- **Prompt**
Extract each line of the listing below and copy it without any change.

— start of Information given —

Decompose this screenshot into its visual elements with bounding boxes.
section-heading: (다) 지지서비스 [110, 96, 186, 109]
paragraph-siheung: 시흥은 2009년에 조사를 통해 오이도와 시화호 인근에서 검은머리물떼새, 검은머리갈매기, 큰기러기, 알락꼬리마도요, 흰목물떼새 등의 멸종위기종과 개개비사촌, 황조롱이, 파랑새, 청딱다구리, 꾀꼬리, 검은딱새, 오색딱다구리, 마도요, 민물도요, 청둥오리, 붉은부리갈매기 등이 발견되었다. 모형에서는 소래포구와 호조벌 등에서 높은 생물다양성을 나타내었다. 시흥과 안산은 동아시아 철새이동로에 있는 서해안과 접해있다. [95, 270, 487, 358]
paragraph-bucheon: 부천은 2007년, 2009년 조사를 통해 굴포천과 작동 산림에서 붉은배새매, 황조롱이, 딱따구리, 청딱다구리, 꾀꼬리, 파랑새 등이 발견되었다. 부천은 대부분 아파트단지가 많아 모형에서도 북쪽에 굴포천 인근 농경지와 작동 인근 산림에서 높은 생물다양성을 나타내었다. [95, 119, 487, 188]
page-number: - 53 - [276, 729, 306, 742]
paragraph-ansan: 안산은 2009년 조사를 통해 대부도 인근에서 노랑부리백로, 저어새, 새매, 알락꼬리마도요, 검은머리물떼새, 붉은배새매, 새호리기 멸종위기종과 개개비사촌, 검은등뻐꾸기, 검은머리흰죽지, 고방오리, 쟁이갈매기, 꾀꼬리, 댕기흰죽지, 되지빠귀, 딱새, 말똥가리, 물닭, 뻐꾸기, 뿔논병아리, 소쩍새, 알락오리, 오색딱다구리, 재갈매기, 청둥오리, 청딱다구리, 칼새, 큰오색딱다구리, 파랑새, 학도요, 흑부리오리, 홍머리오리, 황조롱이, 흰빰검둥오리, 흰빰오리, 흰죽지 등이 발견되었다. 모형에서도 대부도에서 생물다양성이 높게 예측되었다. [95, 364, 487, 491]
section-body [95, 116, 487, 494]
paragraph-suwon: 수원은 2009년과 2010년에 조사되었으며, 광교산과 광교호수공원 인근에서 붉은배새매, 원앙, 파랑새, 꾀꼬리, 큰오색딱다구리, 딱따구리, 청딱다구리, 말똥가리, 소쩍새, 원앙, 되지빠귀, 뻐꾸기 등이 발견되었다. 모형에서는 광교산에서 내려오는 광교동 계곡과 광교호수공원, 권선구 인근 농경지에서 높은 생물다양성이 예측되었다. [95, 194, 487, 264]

— end of Information given —

- **Solution to this task**
Decompose this screenshot into its visual elements with bounding boxes.
section-heading: (다) 지지서비스 [110, 96, 186, 109]
paragraph-siheung: 시흥은 2009년에 조사를 통해 오이도와 시화호 인근에서 검은머리물떼새, 검은머리갈매기, 큰기러기, 알락꼬리마도요, 흰목물떼새 등의 멸종위기종과 개개비사촌, 황조롱이, 파랑새, 청딱다구리, 꾀꼬리, 검은딱새, 오색딱다구리, 마도요, 민물도요, 청둥오리, 붉은부리갈매기 등이 발견되었다. 모형에서는 소래포구와 호조벌 등에서 높은 생물다양성을 나타내었다. 시흥과 안산은 동아시아 철새이동로에 있는 서해안과 접해있다. [95, 270, 487, 358]
paragraph-bucheon: 부천은 2007년, 2009년 조사를 통해 굴포천과 작동 산림에서 붉은배새매, 황조롱이, 딱따구리, 청딱다구리, 꾀꼬리, 파랑새 등이 발견되었다. 부천은 대부분 아파트단지가 많아 모형에서도 북쪽에 굴포천 인근 농경지와 작동 인근 산림에서 높은 생물다양성을 나타내었다. [95, 119, 487, 188]
page-number: - 53 - [276, 729, 306, 742]
paragraph-ansan: 안산은 2009년 조사를 통해 대부도 인근에서 노랑부리백로, 저어새, 새매, 알락꼬리마도요, 검은머리물떼새, 붉은배새매, 새호리기 멸종위기종과 개개비사촌, 검은등뻐꾸기, 검은머리흰죽지, 고방오리, 쟁이갈매기, 꾀꼬리, 댕기흰죽지, 되지빠귀, 딱새, 말똥가리, 물닭, 뻐꾸기, 뿔논병아리, 소쩍새, 알락오리, 오색딱다구리, 재갈매기, 청둥오리, 청딱다구리, 칼새, 큰오색딱다구리, 파랑새, 학도요, 흑부리오리, 홍머리오리, 황조롱이, 흰빰검둥오리, 흰빰오리, 흰죽지 등이 발견되었다. 모형에서도 대부도에서 생물다양성이 높게 예측되었다. [95, 364, 487, 491]
section-body [95, 116, 487, 494]
paragraph-suwon: 수원은 2009년과 2010년에 조사되었으며, 광교산과 광교호수공원 인근에서 붉은배새매, 원앙, 파랑새, 꾀꼬리, 큰오색딱다구리, 딱따구리, 청딱다구리, 말똥가리, 소쩍새, 원앙, 되지빠귀, 뻐꾸기 등이 발견되었다. 모형에서는 광교산에서 내려오는 광교동 계곡과 광교호수공원, 권선구 인근 농경지에서 높은 생물다양성이 예측되었다. [95, 194, 487, 264]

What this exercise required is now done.